→ **INSTRUCTION**
Extract the records in full, leaving every picture out.

→ **SOURCE RECORDS**
____________
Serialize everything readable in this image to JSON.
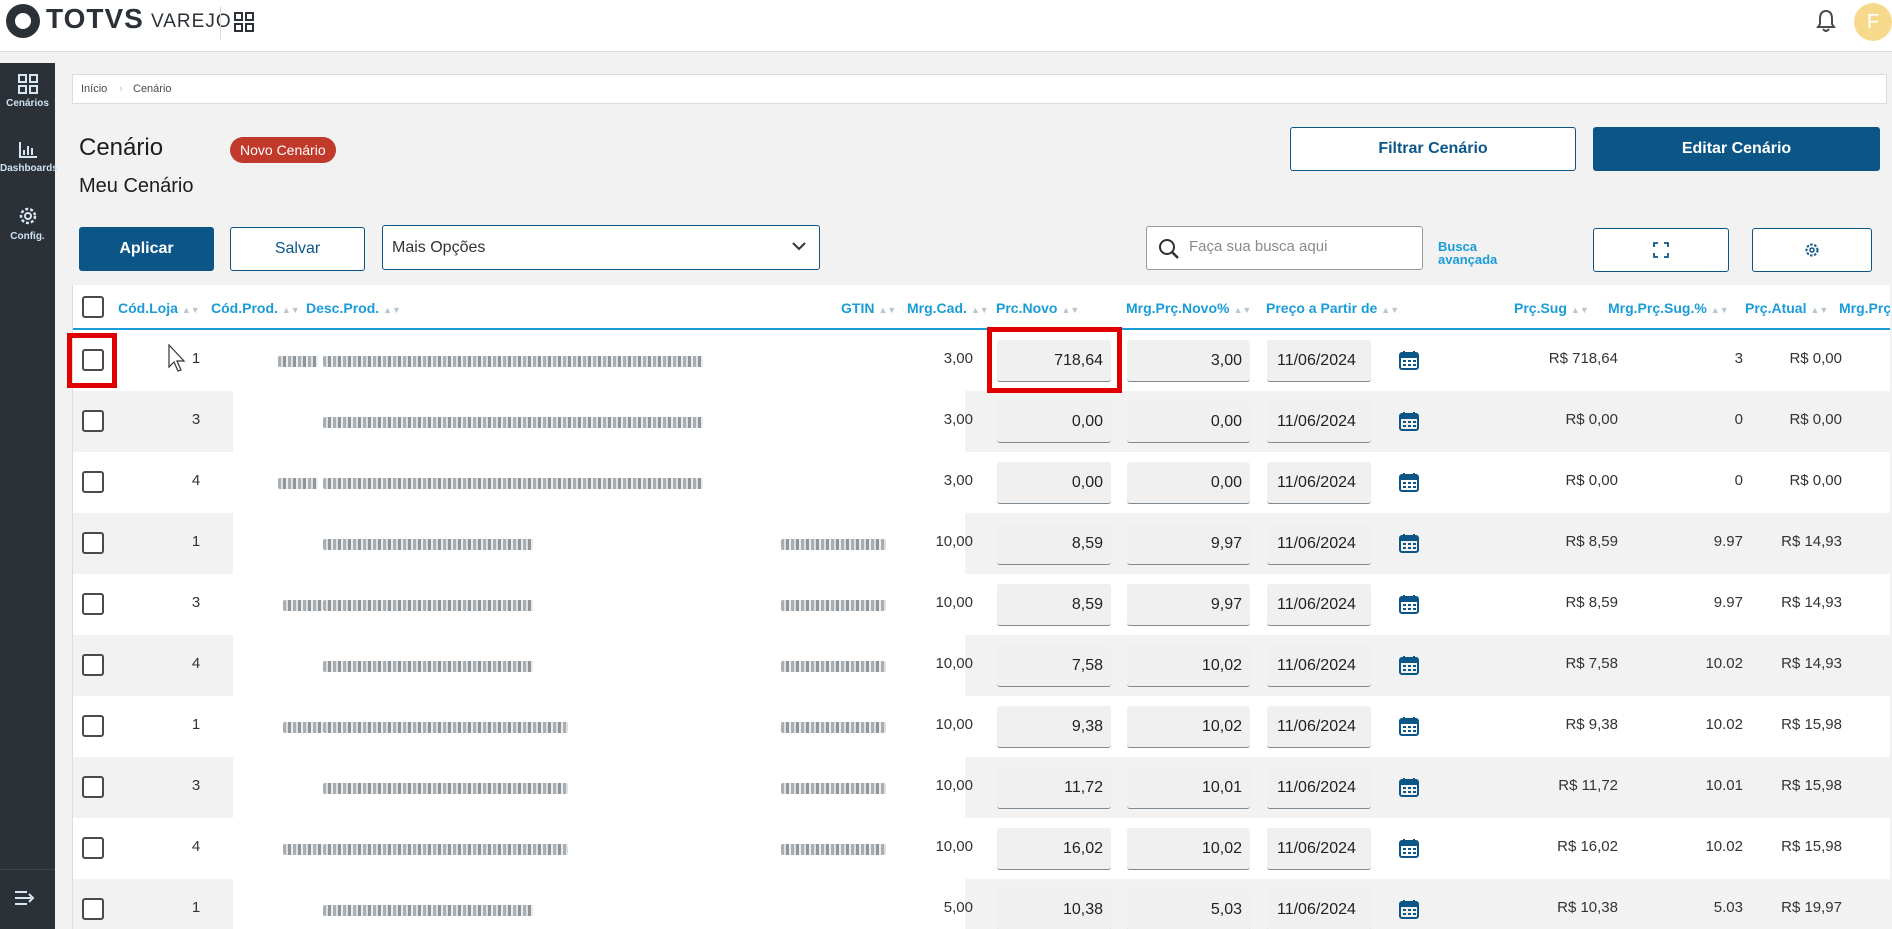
{
  "app": {
    "brand": "TOTVS",
    "product": "VAREJO",
    "avatar_initial": "F"
  },
  "sidebar": {
    "items": [
      {
        "label": "Cenários",
        "icon": "grid-icon"
      },
      {
        "label": "Dashboards",
        "icon": "bar-chart-icon"
      },
      {
        "label": "Config.",
        "icon": "gear-icon"
      }
    ],
    "collapse_icon": "expand-menu-icon"
  },
  "breadcrumb": [
    "Início",
    "Cenário"
  ],
  "header": {
    "title": "Cenário",
    "subtitle": "Meu Cenário",
    "badge": "Novo Cenário",
    "filter_button": "Filtrar Cenário",
    "edit_button": "Editar Cenário"
  },
  "toolbar": {
    "apply_button": "Aplicar",
    "save_button": "Salvar",
    "more_options": "Mais Opções",
    "search_placeholder": "Faça sua busca aqui",
    "advanced_search": "Busca avançada"
  },
  "colors": {
    "primary": "#0b5687",
    "accent": "#1a9cd8",
    "badge": "#c0392b",
    "sidebar": "#2b3136",
    "highlight": "#e00000"
  },
  "table": {
    "columns": [
      "Cód.Loja",
      "Cód.Prod.",
      "Desc.Prod.",
      "GTIN",
      "Mrg.Cad.",
      "Prc.Novo",
      "Mrg.Prç.Novo%",
      "Preço a Partir de",
      "Prç.Sug",
      "Mrg.Prç.Sug.%",
      "Prç.Atual",
      "Mrg.Prç"
    ],
    "rows": [
      {
        "loja": "1",
        "mrg_cad": "3,00",
        "prc_novo": "718,64",
        "mrg_novo": "3,00",
        "data": "11/06/2024",
        "prc_sug": "R$ 718,64",
        "mrg_sug": "3",
        "prc_atual": "R$ 0,00"
      },
      {
        "loja": "3",
        "mrg_cad": "3,00",
        "prc_novo": "0,00",
        "mrg_novo": "0,00",
        "data": "11/06/2024",
        "prc_sug": "R$ 0,00",
        "mrg_sug": "0",
        "prc_atual": "R$ 0,00"
      },
      {
        "loja": "4",
        "mrg_cad": "3,00",
        "prc_novo": "0,00",
        "mrg_novo": "0,00",
        "data": "11/06/2024",
        "prc_sug": "R$ 0,00",
        "mrg_sug": "0",
        "prc_atual": "R$ 0,00"
      },
      {
        "loja": "1",
        "mrg_cad": "10,00",
        "prc_novo": "8,59",
        "mrg_novo": "9,97",
        "data": "11/06/2024",
        "prc_sug": "R$ 8,59",
        "mrg_sug": "9.97",
        "prc_atual": "R$ 14,93"
      },
      {
        "loja": "3",
        "mrg_cad": "10,00",
        "prc_novo": "8,59",
        "mrg_novo": "9,97",
        "data": "11/06/2024",
        "prc_sug": "R$ 8,59",
        "mrg_sug": "9.97",
        "prc_atual": "R$ 14,93"
      },
      {
        "loja": "4",
        "mrg_cad": "10,00",
        "prc_novo": "7,58",
        "mrg_novo": "10,02",
        "data": "11/06/2024",
        "prc_sug": "R$ 7,58",
        "mrg_sug": "10.02",
        "prc_atual": "R$ 14,93"
      },
      {
        "loja": "1",
        "mrg_cad": "10,00",
        "prc_novo": "9,38",
        "mrg_novo": "10,02",
        "data": "11/06/2024",
        "prc_sug": "R$ 9,38",
        "mrg_sug": "10.02",
        "prc_atual": "R$ 15,98"
      },
      {
        "loja": "3",
        "mrg_cad": "10,00",
        "prc_novo": "11,72",
        "mrg_novo": "10,01",
        "data": "11/06/2024",
        "prc_sug": "R$ 11,72",
        "mrg_sug": "10.01",
        "prc_atual": "R$ 15,98"
      },
      {
        "loja": "4",
        "mrg_cad": "10,00",
        "prc_novo": "16,02",
        "mrg_novo": "10,02",
        "data": "11/06/2024",
        "prc_sug": "R$ 16,02",
        "mrg_sug": "10.02",
        "prc_atual": "R$ 15,98"
      },
      {
        "loja": "1",
        "mrg_cad": "5,00",
        "prc_novo": "10,38",
        "mrg_novo": "5,03",
        "data": "11/06/2024",
        "prc_sug": "R$ 10,38",
        "mrg_sug": "5.03",
        "prc_atual": "R$ 19,97"
      }
    ]
  }
}
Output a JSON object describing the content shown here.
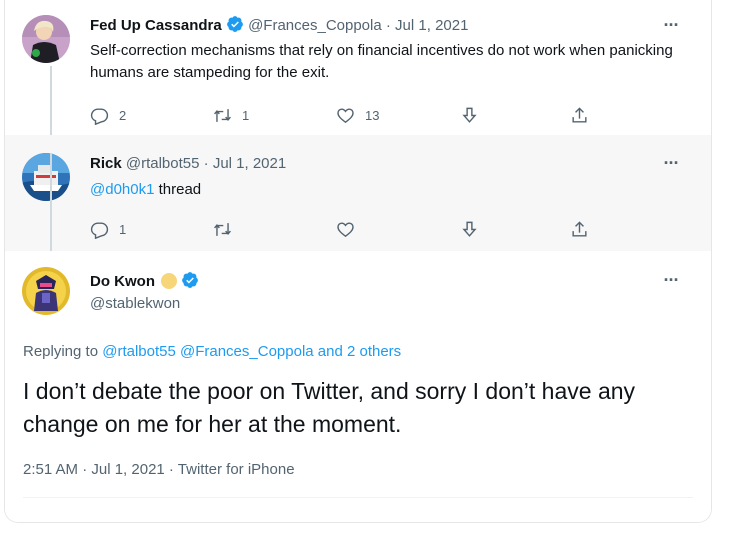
____________
→ **WORKED SOLUTION**
Serialize everything readable in this image to JSON.
{
  "app": {
    "brand": "TOTVS",
    "product": "VAREJO",
    "avatar_initial": "F"
  },
  "sidebar": {
    "items": [
      {
        "label": "Cenários",
        "icon": "grid-icon"
      },
      {
        "label": "Dashboards",
        "icon": "bar-chart-icon"
      },
      {
        "label": "Config.",
        "icon": "gear-icon"
      }
    ],
    "collapse_icon": "expand-menu-icon"
  },
  "breadcrumb": [
    "Início",
    "Cenário"
  ],
  "header": {
    "title": "Cenário",
    "subtitle": "Meu Cenário",
    "badge": "Novo Cenário",
    "filter_button": "Filtrar Cenário",
    "edit_button": "Editar Cenário"
  },
  "toolbar": {
    "apply_button": "Aplicar",
    "save_button": "Salvar",
    "more_options": "Mais Opções",
    "search_placeholder": "Faça sua busca aqui",
    "advanced_search": "Busca avançada"
  },
  "colors": {
    "primary": "#0b5687",
    "accent": "#1a9cd8",
    "badge": "#c0392b",
    "sidebar": "#2b3136",
    "highlight": "#e00000"
  },
  "table": {
    "columns": [
      "Cód.Loja",
      "Cód.Prod.",
      "Desc.Prod.",
      "GTIN",
      "Mrg.Cad.",
      "Prc.Novo",
      "Mrg.Prç.Novo%",
      "Preço a Partir de",
      "Prç.Sug",
      "Mrg.Prç.Sug.%",
      "Prç.Atual",
      "Mrg.Prç"
    ],
    "rows": [
      {
        "loja": "1",
        "mrg_cad": "3,00",
        "prc_novo": "718,64",
        "mrg_novo": "3,00",
        "data": "11/06/2024",
        "prc_sug": "R$ 718,64",
        "mrg_sug": "3",
        "prc_atual": "R$ 0,00"
      },
      {
        "loja": "3",
        "mrg_cad": "3,00",
        "prc_novo": "0,00",
        "mrg_novo": "0,00",
        "data": "11/06/2024",
        "prc_sug": "R$ 0,00",
        "mrg_sug": "0",
        "prc_atual": "R$ 0,00"
      },
      {
        "loja": "4",
        "mrg_cad": "3,00",
        "prc_novo": "0,00",
        "mrg_novo": "0,00",
        "data": "11/06/2024",
        "prc_sug": "R$ 0,00",
        "mrg_sug": "0",
        "prc_atual": "R$ 0,00"
      },
      {
        "loja": "1",
        "mrg_cad": "10,00",
        "prc_novo": "8,59",
        "mrg_novo": "9,97",
        "data": "11/06/2024",
        "prc_sug": "R$ 8,59",
        "mrg_sug": "9.97",
        "prc_atual": "R$ 14,93"
      },
      {
        "loja": "3",
        "mrg_cad": "10,00",
        "prc_novo": "8,59",
        "mrg_novo": "9,97",
        "data": "11/06/2024",
        "prc_sug": "R$ 8,59",
        "mrg_sug": "9.97",
        "prc_atual": "R$ 14,93"
      },
      {
        "loja": "4",
        "mrg_cad": "10,00",
        "prc_novo": "7,58",
        "mrg_novo": "10,02",
        "data": "11/06/2024",
        "prc_sug": "R$ 7,58",
        "mrg_sug": "10.02",
        "prc_atual": "R$ 14,93"
      },
      {
        "loja": "1",
        "mrg_cad": "10,00",
        "prc_novo": "9,38",
        "mrg_novo": "10,02",
        "data": "11/06/2024",
        "prc_sug": "R$ 9,38",
        "mrg_sug": "10.02",
        "prc_atual": "R$ 15,98"
      },
      {
        "loja": "3",
        "mrg_cad": "10,00",
        "prc_novo": "11,72",
        "mrg_novo": "10,01",
        "data": "11/06/2024",
        "prc_sug": "R$ 11,72",
        "mrg_sug": "10.01",
        "prc_atual": "R$ 15,98"
      },
      {
        "loja": "4",
        "mrg_cad": "10,00",
        "prc_novo": "16,02",
        "mrg_novo": "10,02",
        "data": "11/06/2024",
        "prc_sug": "R$ 16,02",
        "mrg_sug": "10.02",
        "prc_atual": "R$ 15,98"
      },
      {
        "loja": "1",
        "mrg_cad": "5,00",
        "prc_novo": "10,38",
        "mrg_novo": "5,03",
        "data": "11/06/2024",
        "prc_sug": "R$ 10,38",
        "mrg_sug": "5.03",
        "prc_atual": "R$ 19,97"
      }
    ]
  }
}
Output a JSON object describing the content shown here.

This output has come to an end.